**PROBLEM TO SOLVE:**
Produce an exact transcription of the listing below, omitting the pictures.

(Collected data entries)
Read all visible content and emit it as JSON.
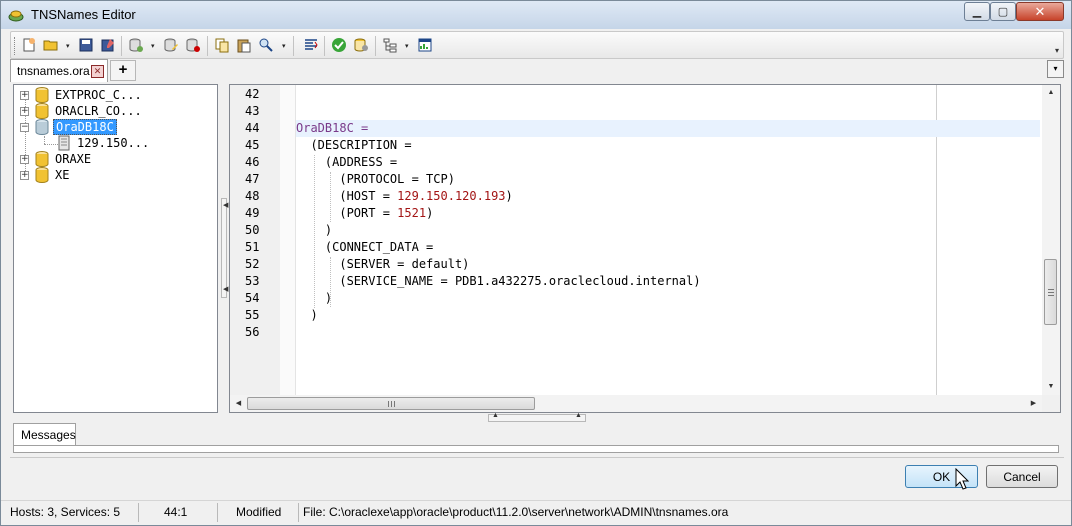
{
  "window": {
    "title": "TNSNames Editor",
    "controls": {
      "minimize": "▁",
      "maximize": "▢",
      "close": "✕"
    }
  },
  "toolbar": {
    "icons": [
      "new-file-icon",
      "open-file-icon",
      "save-icon",
      "save-as-icon",
      "add-database-icon",
      "edit-database-icon",
      "remove-database-icon",
      "copy-icon",
      "paste-icon",
      "find-replace-icon",
      "compare-icon",
      "validate-icon",
      "test-connection-icon",
      "tree-view-icon",
      "properties-icon"
    ],
    "dropdown_glyph": "▾",
    "overflow_glyph": "▾"
  },
  "tabs": {
    "items": [
      {
        "label": "tnsnames.ora",
        "close_glyph": "✕"
      }
    ],
    "add_label": "+",
    "dropdown_glyph": "▾"
  },
  "tree": {
    "expand_glyph": "+",
    "collapse_glyph": "−",
    "items": [
      {
        "label": "EXTPROC_C...",
        "expanded": false
      },
      {
        "label": "ORACLR_CO...",
        "expanded": false
      },
      {
        "label": "OraDB18C",
        "expanded": true,
        "selected": true
      },
      {
        "label": "129.150...",
        "child": true
      },
      {
        "label": "ORAXE",
        "expanded": false
      },
      {
        "label": "XE",
        "expanded": false
      }
    ]
  },
  "editor": {
    "current_line": 44,
    "lines": [
      {
        "num": "42",
        "text": ""
      },
      {
        "num": "43",
        "text": ""
      },
      {
        "num": "44",
        "text": "OraDB18C ="
      },
      {
        "num": "45",
        "text": "  (DESCRIPTION ="
      },
      {
        "num": "46",
        "text": "    (ADDRESS ="
      },
      {
        "num": "47",
        "text": "      (PROTOCOL = TCP)"
      },
      {
        "num": "48",
        "text": "      (HOST = 129.150.120.193)"
      },
      {
        "num": "49",
        "text": "      (PORT = 1521)"
      },
      {
        "num": "50",
        "text": "    )"
      },
      {
        "num": "51",
        "text": "    (CONNECT_DATA ="
      },
      {
        "num": "52",
        "text": "      (SERVER = default)"
      },
      {
        "num": "53",
        "text": "      (SERVICE_NAME = PDB1.a432275.oraclecloud.internal)"
      },
      {
        "num": "54",
        "text": "    )"
      },
      {
        "num": "55",
        "text": "  )"
      },
      {
        "num": "56",
        "text": ""
      }
    ]
  },
  "messages": {
    "tab_label": "Messages"
  },
  "buttons": {
    "ok": "OK",
    "cancel": "Cancel"
  },
  "status": {
    "hosts": "Hosts: 3, Services: 5",
    "position": "44:1",
    "state": "Modified",
    "file": "File: C:\\oraclexe\\app\\oracle\\product\\11.2.0\\server\\network\\ADMIN\\tnsnames.ora"
  },
  "colors": {
    "keyword": "#7a3a8a",
    "number": "#a31515",
    "selection": "#3399ff",
    "current_line": "#e8f2fe"
  }
}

**THE REPLY:**
Read all visible content and emit it as JSON.
{
  "window": {
    "title": "TNSNames Editor",
    "controls": {
      "minimize": "▁",
      "maximize": "▢",
      "close": "✕"
    }
  },
  "toolbar": {
    "icons": [
      "new-file-icon",
      "open-file-icon",
      "save-icon",
      "save-as-icon",
      "add-database-icon",
      "edit-database-icon",
      "remove-database-icon",
      "copy-icon",
      "paste-icon",
      "find-replace-icon",
      "compare-icon",
      "validate-icon",
      "test-connection-icon",
      "tree-view-icon",
      "properties-icon"
    ],
    "dropdown_glyph": "▾",
    "overflow_glyph": "▾"
  },
  "tabs": {
    "items": [
      {
        "label": "tnsnames.ora",
        "close_glyph": "✕"
      }
    ],
    "add_label": "+",
    "dropdown_glyph": "▾"
  },
  "tree": {
    "expand_glyph": "+",
    "collapse_glyph": "−",
    "items": [
      {
        "label": "EXTPROC_C...",
        "expanded": false
      },
      {
        "label": "ORACLR_CO...",
        "expanded": false
      },
      {
        "label": "OraDB18C",
        "expanded": true,
        "selected": true
      },
      {
        "label": "129.150...",
        "child": true
      },
      {
        "label": "ORAXE",
        "expanded": false
      },
      {
        "label": "XE",
        "expanded": false
      }
    ]
  },
  "editor": {
    "current_line": 44,
    "lines": [
      {
        "num": "42",
        "text": ""
      },
      {
        "num": "43",
        "text": ""
      },
      {
        "num": "44",
        "text": "OraDB18C ="
      },
      {
        "num": "45",
        "text": "  (DESCRIPTION ="
      },
      {
        "num": "46",
        "text": "    (ADDRESS ="
      },
      {
        "num": "47",
        "text": "      (PROTOCOL = TCP)"
      },
      {
        "num": "48",
        "text": "      (HOST = 129.150.120.193)"
      },
      {
        "num": "49",
        "text": "      (PORT = 1521)"
      },
      {
        "num": "50",
        "text": "    )"
      },
      {
        "num": "51",
        "text": "    (CONNECT_DATA ="
      },
      {
        "num": "52",
        "text": "      (SERVER = default)"
      },
      {
        "num": "53",
        "text": "      (SERVICE_NAME = PDB1.a432275.oraclecloud.internal)"
      },
      {
        "num": "54",
        "text": "    )"
      },
      {
        "num": "55",
        "text": "  )"
      },
      {
        "num": "56",
        "text": ""
      }
    ]
  },
  "messages": {
    "tab_label": "Messages"
  },
  "buttons": {
    "ok": "OK",
    "cancel": "Cancel"
  },
  "status": {
    "hosts": "Hosts: 3, Services: 5",
    "position": "44:1",
    "state": "Modified",
    "file": "File: C:\\oraclexe\\app\\oracle\\product\\11.2.0\\server\\network\\ADMIN\\tnsnames.ora"
  },
  "colors": {
    "keyword": "#7a3a8a",
    "number": "#a31515",
    "selection": "#3399ff",
    "current_line": "#e8f2fe"
  }
}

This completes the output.